*YOUR GOAL*
Return all the data, word for word.

Begin ITEMS

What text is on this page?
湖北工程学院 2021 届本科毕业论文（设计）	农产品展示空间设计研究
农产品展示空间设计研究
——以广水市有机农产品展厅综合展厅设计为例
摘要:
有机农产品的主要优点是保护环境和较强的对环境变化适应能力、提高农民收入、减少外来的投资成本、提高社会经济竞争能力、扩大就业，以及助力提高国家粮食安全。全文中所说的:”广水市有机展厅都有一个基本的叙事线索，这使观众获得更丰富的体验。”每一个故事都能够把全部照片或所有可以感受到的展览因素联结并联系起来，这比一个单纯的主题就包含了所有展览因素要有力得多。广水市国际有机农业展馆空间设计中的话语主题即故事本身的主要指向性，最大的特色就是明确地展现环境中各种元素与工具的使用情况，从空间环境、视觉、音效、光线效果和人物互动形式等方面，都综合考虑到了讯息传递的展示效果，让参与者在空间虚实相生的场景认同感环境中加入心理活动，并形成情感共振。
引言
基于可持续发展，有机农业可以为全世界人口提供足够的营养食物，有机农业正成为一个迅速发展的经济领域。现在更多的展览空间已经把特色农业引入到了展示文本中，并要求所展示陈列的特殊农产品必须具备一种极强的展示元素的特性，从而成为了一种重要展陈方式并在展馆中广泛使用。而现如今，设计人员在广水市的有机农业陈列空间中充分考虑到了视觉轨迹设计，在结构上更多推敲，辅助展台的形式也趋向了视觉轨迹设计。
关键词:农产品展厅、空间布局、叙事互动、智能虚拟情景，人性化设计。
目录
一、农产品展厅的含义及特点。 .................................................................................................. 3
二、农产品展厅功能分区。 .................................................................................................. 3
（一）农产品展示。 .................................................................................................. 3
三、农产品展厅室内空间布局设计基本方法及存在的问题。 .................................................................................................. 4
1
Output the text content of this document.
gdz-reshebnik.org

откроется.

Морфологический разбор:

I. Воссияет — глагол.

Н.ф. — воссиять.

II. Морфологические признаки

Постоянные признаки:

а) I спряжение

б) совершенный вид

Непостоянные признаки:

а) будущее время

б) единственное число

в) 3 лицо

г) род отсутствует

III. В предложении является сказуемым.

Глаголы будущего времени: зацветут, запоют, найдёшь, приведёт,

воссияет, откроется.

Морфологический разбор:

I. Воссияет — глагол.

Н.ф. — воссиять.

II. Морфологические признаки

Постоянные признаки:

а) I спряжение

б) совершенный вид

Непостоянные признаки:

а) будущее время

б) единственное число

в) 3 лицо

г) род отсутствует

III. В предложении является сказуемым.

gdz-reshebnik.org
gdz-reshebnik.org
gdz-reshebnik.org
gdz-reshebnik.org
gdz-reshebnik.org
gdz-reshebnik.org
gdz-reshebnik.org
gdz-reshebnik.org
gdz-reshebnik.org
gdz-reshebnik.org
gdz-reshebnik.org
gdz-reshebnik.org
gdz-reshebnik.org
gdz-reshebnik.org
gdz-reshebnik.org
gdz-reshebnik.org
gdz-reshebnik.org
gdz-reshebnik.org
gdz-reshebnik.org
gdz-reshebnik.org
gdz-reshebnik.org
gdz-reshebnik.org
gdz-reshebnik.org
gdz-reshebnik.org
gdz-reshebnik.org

End ITEMS

*RESULT FOR THIS TASK*
What text is on this page?
湖北工程学院 2021 届本科毕业论文（设计）	农产品展示空间设计研究
农产品展示空间设计研究
——以广水市有机农产品展厅综合展厅设计为例
摘要:
有机农产品的主要优点是保护环境和较强的对环境变化适应能力、提高农民收入、减少外来的投资成本、提高社会经济竞争能力、扩大就业，以及助力提高国家粮食安全。全文中所说的:”广水市有机展厅都有一个基本的叙事线索，这使观众获得更丰富的体验。”每一个故事都能够把全部照片或所有可以感受到的展览因素联结并联系起来，这比一个单纯的主题就包含了所有展览因素要有力得多。广水市国际有机农业展馆空间设计中的话语主题即故事本身的主要指向性，最大的特色就是明确地展现环境中各种元素与工具的使用情况，从空间环境、视觉、音效、光线效果和人物互动形式等方面，都综合考虑到了讯息传递的展示效果，让参与者在空间虚实相生的场景认同感环境中加入心理活动，并形成情感共振。
引言
基于可持续发展，有机农业可以为全世界人口提供足够的营养食物，有机农业正成为一个迅速发展的经济领域。现在更多的展览空间已经把特色农业引入到了展示文本中，并要求所展示陈列的特殊农产品必须具备一种极强的展示元素的特性，从而成为了一种重要展陈方式并在展馆中广泛使用。而现如今，设计人员在广水市的有机农业陈列空间中充分考虑到了视觉轨迹设计，在结构上更多推敲，辅助展台的形式也趋向了视觉轨迹设计。
关键词:农产品展厅、空间布局、叙事互动、智能虚拟情景，人性化设计。
目录
一、农产品展厅的含义及特点。 .................................................................................................. 3
二、农产品展厅功能分区。 .................................................................................................. 3
（一）农产品展示。 .................................................................................................. 3
三、农产品展厅室内空间布局设计基本方法及存在的问题。 .................................................................................................. 4
1
Output the text content of this document.
gdz-reshebnik.org

откроется.

Морфологический разбор:

I. Воссияет — глагол.

Н.ф. — воссиять.

II. Морфологические признаки

Постоянные признаки:

а) I спряжение

б) совершенный вид

Непостоянные признаки:

а) будущее время

б) единственное число

в) 3 лицо

г) род отсутствует

III. В предложении является сказуемым.

Глаголы будущего времени: зацветут, запоют, найдёшь, приведёт,

воссияет, откроется.

Морфологический разбор:

I. Воссияет — глагол.

Н.ф. — воссиять.

II. Морфологические признаки

Постоянные признаки:

а) I спряжение

б) совершенный вид

Непостоянные признаки:

а) будущее время

б) единственное число

в) 3 лицо

г) род отсутствует

III. В предложении является сказуемым.

gdz-reshebnik.org
gdz-reshebnik.org
gdz-reshebnik.org
gdz-reshebnik.org
gdz-reshebnik.org
gdz-reshebnik.org
gdz-reshebnik.org
gdz-reshebnik.org
gdz-reshebnik.org
gdz-reshebnik.org
gdz-reshebnik.org
gdz-reshebnik.org
gdz-reshebnik.org
gdz-reshebnik.org
gdz-reshebnik.org
gdz-reshebnik.org
gdz-reshebnik.org
gdz-reshebnik.org
gdz-reshebnik.org
gdz-reshebnik.org
gdz-reshebnik.org
gdz-reshebnik.org
gdz-reshebnik.org
gdz-reshebnik.org
gdz-reshebnik.org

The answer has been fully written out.